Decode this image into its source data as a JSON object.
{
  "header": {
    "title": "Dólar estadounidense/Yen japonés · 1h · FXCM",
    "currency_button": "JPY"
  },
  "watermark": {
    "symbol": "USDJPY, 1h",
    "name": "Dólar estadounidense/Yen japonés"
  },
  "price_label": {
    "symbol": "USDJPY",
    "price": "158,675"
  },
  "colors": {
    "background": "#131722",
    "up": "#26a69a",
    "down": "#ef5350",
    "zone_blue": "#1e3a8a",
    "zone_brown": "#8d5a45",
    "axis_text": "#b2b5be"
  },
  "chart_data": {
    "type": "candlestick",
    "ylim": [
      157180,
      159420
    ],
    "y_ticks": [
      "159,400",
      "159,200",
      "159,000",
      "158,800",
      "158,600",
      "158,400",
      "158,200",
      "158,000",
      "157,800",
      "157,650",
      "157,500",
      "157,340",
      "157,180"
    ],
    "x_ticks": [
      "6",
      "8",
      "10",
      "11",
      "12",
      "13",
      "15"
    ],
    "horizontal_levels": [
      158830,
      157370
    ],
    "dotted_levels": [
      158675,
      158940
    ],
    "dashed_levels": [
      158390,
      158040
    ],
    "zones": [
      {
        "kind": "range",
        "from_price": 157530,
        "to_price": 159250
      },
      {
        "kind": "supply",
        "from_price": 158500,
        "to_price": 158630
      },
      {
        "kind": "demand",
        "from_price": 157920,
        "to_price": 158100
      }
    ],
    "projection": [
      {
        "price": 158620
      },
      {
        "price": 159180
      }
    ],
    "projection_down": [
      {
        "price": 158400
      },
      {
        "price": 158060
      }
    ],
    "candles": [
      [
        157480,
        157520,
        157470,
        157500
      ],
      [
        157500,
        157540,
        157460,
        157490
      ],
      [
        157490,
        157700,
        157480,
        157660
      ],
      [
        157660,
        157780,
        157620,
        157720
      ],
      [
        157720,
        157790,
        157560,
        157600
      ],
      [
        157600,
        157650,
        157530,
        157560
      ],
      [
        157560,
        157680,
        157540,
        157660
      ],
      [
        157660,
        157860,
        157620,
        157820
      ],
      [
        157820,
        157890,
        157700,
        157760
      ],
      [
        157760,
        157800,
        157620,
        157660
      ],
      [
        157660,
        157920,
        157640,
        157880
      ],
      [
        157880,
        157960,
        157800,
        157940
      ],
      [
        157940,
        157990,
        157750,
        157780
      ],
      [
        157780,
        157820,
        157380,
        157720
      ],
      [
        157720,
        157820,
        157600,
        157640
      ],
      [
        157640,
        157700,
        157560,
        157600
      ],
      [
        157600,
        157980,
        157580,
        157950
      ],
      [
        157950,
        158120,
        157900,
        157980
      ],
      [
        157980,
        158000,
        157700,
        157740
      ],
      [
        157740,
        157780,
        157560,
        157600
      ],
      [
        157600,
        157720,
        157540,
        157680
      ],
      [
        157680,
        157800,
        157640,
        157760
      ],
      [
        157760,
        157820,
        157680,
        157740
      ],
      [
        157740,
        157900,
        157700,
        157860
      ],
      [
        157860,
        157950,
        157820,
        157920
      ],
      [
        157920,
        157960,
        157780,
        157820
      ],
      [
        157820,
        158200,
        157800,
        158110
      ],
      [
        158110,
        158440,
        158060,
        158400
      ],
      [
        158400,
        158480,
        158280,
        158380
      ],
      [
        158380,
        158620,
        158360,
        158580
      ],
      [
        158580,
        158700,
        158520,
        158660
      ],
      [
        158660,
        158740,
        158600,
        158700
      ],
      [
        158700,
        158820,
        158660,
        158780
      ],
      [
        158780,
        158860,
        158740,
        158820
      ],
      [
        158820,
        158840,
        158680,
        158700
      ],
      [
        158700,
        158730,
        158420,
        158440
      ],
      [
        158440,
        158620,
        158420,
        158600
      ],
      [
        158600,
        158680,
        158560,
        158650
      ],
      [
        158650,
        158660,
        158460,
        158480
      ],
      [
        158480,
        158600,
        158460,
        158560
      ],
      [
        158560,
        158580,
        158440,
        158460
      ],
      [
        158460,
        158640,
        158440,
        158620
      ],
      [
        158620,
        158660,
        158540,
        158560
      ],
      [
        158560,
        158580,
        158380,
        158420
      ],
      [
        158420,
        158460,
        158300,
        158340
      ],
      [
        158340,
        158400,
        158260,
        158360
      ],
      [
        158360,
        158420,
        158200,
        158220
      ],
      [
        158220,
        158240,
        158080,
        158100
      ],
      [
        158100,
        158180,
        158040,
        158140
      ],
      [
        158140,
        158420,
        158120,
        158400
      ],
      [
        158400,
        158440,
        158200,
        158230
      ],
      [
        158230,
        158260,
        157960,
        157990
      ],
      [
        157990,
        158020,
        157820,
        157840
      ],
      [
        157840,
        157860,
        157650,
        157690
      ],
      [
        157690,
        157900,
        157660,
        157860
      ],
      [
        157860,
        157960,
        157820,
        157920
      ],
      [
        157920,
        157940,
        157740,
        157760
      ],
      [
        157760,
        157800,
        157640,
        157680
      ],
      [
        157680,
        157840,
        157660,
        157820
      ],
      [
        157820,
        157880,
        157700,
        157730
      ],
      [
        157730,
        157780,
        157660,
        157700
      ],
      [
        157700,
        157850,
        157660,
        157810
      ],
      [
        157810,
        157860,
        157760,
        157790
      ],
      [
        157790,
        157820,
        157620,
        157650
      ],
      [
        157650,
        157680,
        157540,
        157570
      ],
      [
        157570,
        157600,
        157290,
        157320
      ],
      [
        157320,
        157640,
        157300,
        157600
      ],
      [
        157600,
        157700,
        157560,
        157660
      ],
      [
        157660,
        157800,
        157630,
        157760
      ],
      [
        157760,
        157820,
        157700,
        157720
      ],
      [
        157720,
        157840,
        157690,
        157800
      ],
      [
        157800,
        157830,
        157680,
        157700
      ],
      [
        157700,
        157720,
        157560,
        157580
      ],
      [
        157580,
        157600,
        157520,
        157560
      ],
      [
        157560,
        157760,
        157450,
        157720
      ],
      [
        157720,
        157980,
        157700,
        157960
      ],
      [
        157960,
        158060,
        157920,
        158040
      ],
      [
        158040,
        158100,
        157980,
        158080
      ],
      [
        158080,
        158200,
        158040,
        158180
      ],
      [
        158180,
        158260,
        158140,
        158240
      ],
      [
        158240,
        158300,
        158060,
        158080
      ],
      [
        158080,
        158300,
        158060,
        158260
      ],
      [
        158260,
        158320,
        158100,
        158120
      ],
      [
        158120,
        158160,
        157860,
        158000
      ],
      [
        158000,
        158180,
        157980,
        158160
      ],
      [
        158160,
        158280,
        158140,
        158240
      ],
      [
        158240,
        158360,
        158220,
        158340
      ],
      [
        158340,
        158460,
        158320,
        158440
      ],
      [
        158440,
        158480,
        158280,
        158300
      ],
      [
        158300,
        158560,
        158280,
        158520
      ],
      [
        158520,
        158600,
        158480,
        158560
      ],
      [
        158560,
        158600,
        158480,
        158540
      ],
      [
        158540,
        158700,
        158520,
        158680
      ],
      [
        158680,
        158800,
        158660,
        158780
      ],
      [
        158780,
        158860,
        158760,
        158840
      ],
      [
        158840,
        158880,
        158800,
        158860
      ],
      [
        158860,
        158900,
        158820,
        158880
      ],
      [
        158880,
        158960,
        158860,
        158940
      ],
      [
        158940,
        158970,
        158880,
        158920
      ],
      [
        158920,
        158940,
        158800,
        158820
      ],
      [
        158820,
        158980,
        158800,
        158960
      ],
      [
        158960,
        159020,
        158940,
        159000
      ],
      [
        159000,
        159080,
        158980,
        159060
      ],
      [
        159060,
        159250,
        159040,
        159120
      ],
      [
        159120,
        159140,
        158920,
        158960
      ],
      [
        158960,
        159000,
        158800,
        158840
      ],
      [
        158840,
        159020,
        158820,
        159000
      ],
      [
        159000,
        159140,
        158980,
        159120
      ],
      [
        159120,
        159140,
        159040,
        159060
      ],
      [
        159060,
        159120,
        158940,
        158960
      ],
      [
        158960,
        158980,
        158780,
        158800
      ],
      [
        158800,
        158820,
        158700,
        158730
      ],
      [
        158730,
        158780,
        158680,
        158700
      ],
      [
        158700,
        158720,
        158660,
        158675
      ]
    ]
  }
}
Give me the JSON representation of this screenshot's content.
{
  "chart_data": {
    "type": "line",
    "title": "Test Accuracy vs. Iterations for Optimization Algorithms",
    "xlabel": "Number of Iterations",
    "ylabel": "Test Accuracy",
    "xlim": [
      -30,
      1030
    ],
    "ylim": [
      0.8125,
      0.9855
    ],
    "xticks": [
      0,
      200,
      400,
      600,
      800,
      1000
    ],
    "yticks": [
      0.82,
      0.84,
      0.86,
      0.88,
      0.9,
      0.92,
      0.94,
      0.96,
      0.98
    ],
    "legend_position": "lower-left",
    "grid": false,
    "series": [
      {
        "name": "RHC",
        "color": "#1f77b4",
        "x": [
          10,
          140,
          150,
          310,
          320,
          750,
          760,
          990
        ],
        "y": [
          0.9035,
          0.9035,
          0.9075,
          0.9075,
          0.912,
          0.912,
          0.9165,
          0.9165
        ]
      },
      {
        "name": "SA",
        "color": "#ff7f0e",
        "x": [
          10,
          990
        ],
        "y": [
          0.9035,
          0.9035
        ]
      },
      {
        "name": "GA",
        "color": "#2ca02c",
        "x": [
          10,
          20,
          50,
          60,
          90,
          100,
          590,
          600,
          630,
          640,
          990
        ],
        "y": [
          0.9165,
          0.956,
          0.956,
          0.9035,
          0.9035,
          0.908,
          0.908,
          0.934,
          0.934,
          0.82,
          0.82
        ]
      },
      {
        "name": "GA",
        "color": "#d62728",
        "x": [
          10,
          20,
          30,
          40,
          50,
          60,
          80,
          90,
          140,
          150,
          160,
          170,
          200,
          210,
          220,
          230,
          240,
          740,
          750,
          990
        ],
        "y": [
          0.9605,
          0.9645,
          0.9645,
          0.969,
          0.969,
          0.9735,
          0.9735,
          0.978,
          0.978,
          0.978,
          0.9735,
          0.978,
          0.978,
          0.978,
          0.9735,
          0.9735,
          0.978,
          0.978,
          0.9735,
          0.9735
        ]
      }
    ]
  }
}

(What the task requires): Go through the records and pull out each line that includes the word "Test".

(Exercise result):
    "title": "Test Accuracy vs. Iterations for Optimization Algorithms",
    "ylabel": "Test Accuracy",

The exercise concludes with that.